[Stored entries]

=======

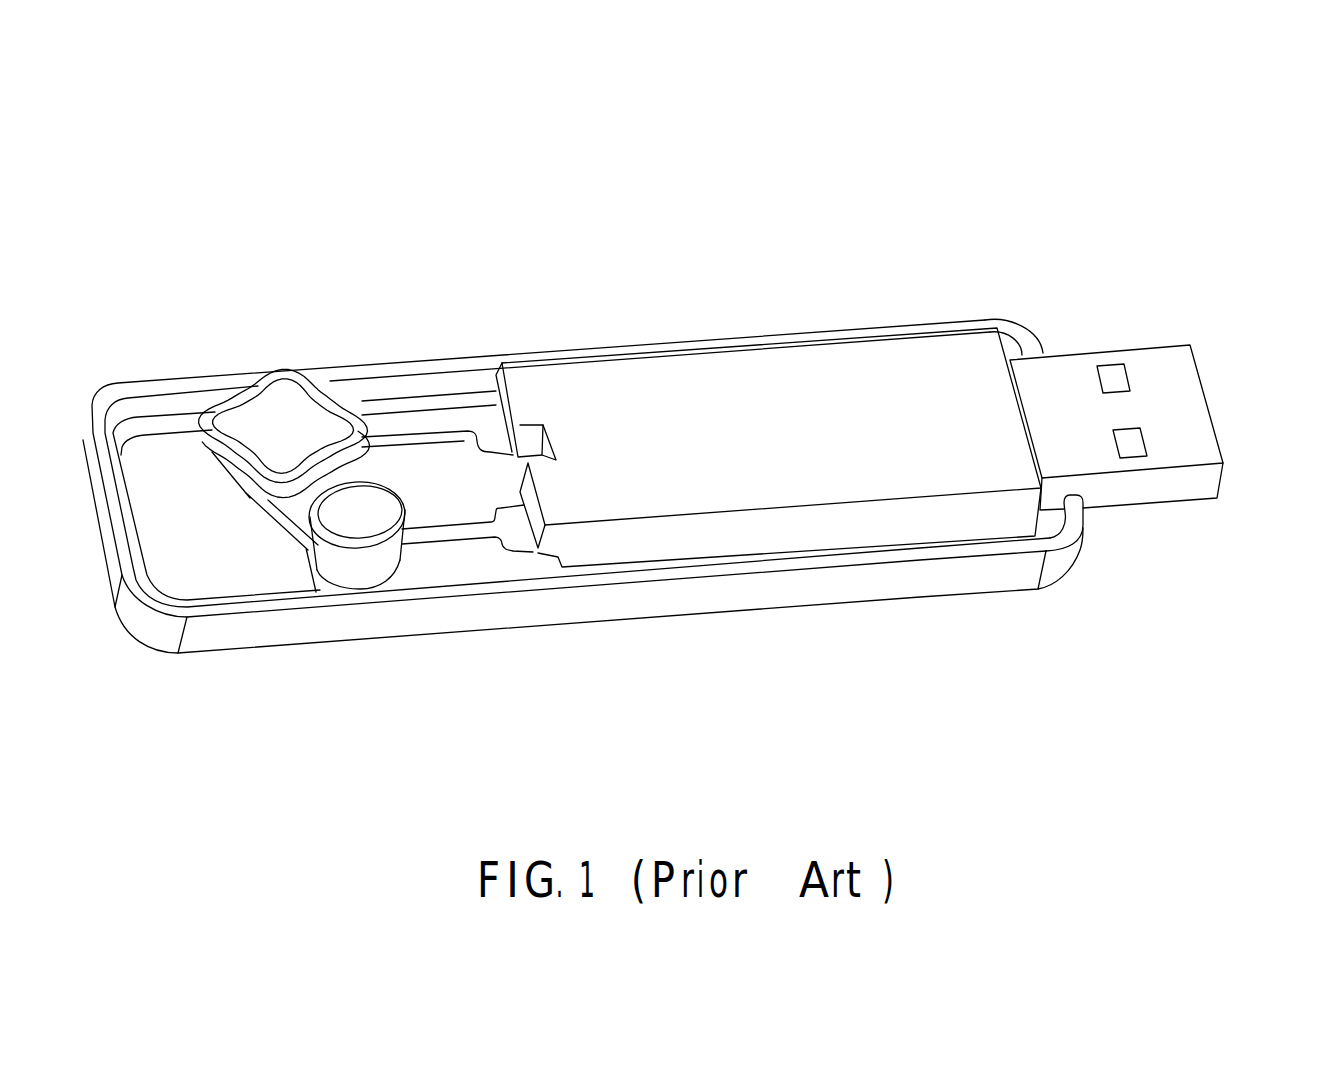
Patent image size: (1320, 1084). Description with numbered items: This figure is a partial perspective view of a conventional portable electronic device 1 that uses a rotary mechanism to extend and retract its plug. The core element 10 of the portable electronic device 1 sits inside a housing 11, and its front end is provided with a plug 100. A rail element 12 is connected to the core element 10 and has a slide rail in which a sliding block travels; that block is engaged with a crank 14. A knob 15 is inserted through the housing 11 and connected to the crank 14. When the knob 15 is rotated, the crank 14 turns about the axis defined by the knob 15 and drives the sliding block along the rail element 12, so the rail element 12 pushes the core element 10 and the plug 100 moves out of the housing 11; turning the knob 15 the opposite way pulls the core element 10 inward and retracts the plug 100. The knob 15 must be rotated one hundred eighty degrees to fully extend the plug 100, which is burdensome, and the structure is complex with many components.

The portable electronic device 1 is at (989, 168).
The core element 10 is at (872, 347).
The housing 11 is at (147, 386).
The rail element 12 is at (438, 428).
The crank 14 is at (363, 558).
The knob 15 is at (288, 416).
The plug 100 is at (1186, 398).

=======

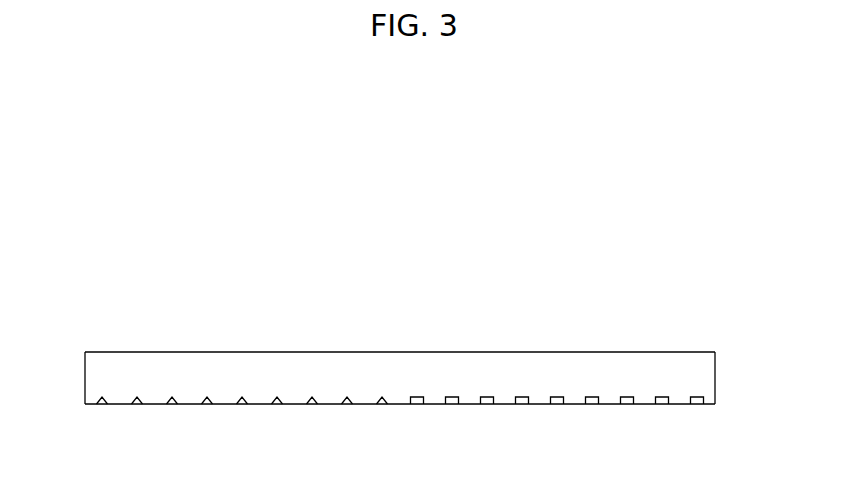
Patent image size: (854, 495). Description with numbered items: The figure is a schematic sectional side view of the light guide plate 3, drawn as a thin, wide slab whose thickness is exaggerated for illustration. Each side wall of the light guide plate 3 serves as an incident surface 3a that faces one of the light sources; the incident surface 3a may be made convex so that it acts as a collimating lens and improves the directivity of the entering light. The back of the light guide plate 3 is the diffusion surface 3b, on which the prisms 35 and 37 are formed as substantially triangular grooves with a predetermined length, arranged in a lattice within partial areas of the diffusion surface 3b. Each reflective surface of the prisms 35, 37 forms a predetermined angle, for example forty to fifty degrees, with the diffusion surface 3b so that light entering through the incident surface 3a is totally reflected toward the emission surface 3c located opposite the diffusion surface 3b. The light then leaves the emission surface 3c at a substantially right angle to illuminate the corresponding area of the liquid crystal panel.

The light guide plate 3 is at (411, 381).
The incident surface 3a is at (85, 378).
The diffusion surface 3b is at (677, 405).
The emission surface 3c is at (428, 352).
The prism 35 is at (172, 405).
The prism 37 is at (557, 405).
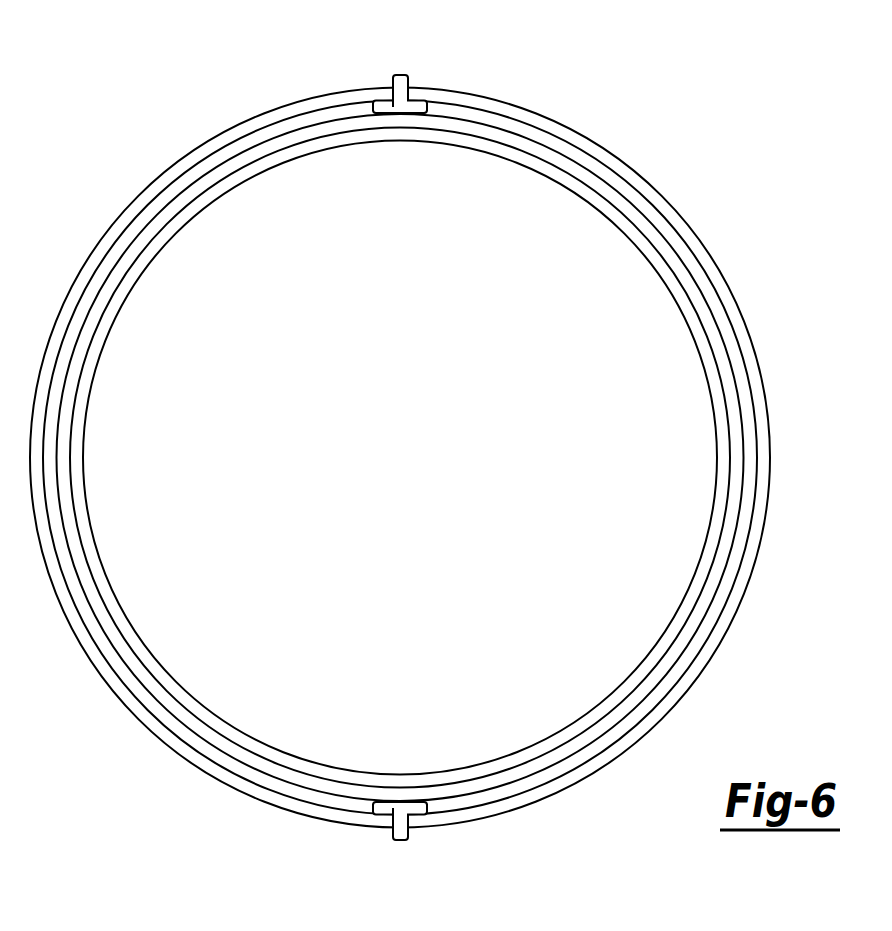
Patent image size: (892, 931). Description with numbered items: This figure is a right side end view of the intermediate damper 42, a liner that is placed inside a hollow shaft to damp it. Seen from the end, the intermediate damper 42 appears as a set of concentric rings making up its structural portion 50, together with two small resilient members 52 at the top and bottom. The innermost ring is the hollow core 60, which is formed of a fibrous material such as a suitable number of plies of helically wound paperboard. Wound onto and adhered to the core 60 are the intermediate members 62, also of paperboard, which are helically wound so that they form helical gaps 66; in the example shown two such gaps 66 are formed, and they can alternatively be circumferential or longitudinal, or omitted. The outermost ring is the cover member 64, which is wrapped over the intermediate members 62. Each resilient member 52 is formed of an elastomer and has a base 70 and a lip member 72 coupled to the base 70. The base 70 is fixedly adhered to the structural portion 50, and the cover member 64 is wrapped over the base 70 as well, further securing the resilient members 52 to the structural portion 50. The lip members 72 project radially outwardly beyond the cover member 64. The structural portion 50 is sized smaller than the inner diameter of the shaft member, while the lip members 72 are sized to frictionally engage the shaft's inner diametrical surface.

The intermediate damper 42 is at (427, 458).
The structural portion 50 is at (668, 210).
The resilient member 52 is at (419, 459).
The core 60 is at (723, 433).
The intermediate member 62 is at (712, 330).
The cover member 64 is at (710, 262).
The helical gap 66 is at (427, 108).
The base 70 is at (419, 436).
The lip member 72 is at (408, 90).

=======

Copy out the lines of the material from the line containing "Patent image size: (1320, 1084)." to the line containing "The plug 100 is at (1186, 398).", both of those lines included.

*SOLUTION BELOW*
Patent image size: (1320, 1084). Description with numbered items: This figure is a partial perspective view of a conventional portable electronic device 1 that uses a rotary mechanism to extend and retract its plug. The core element 10 of the portable electronic device 1 sits inside a housing 11, and its front end is provided with a plug 100. A rail element 12 is connected to the core element 10 and has a slide rail in which a sliding block travels; that block is engaged with a crank 14. A knob 15 is inserted through the housing 11 and connected to the crank 14. When the knob 15 is rotated, the crank 14 turns about the axis defined by the knob 15 and drives the sliding block along the rail element 12, so the rail element 12 pushes the core element 10 and the plug 100 moves out of the housing 11; turning the knob 15 the opposite way pulls the core element 10 inward and retracts the plug 100. The knob 15 must be rotated one hundred eighty degrees to fully extend the plug 100, which is burdensome, and the structure is complex with many components.

The portable electronic device 1 is at (989, 168).
The core element 10 is at (872, 347).
The housing 11 is at (147, 386).
The rail element 12 is at (438, 428).
The crank 14 is at (363, 558).
The knob 15 is at (288, 416).
The plug 100 is at (1186, 398).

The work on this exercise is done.